### Source material

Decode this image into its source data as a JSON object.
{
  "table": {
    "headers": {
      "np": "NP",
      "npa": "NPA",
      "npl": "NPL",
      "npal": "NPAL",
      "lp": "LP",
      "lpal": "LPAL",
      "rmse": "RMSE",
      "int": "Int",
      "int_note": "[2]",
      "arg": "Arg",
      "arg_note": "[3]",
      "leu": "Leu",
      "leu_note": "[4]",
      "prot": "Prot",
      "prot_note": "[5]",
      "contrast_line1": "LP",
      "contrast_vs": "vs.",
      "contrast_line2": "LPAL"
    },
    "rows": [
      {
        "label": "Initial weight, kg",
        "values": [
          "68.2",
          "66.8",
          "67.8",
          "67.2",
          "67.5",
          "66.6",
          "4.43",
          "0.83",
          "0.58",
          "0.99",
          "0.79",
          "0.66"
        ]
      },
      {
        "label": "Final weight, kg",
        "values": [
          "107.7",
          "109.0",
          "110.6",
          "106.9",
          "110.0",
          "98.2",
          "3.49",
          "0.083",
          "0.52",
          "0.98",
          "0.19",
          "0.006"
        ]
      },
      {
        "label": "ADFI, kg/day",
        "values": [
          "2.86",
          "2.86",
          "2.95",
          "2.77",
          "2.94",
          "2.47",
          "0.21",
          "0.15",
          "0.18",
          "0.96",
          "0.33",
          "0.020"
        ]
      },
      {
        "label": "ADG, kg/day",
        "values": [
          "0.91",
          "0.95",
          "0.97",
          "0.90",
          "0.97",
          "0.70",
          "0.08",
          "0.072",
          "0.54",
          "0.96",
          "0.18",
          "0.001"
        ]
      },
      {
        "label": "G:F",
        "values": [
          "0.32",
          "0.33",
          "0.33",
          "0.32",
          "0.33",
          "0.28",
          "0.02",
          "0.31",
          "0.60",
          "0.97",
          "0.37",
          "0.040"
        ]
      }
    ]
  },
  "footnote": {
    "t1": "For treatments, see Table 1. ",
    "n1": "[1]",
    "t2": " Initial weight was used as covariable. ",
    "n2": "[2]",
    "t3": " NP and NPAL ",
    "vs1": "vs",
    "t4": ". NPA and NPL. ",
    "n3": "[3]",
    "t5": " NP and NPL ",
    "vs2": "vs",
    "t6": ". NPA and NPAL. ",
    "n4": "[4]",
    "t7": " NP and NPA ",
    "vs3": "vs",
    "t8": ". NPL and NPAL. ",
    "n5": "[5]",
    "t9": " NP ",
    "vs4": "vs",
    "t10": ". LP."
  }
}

### The task
Find "label". Copy every line it occurs in.

### Expected answer
        "label": "Initial weight, kg",
        "label": "Final weight, kg",
        "label": "ADFI, kg/day",
        "label": "ADG, kg/day",
        "label": "G:F",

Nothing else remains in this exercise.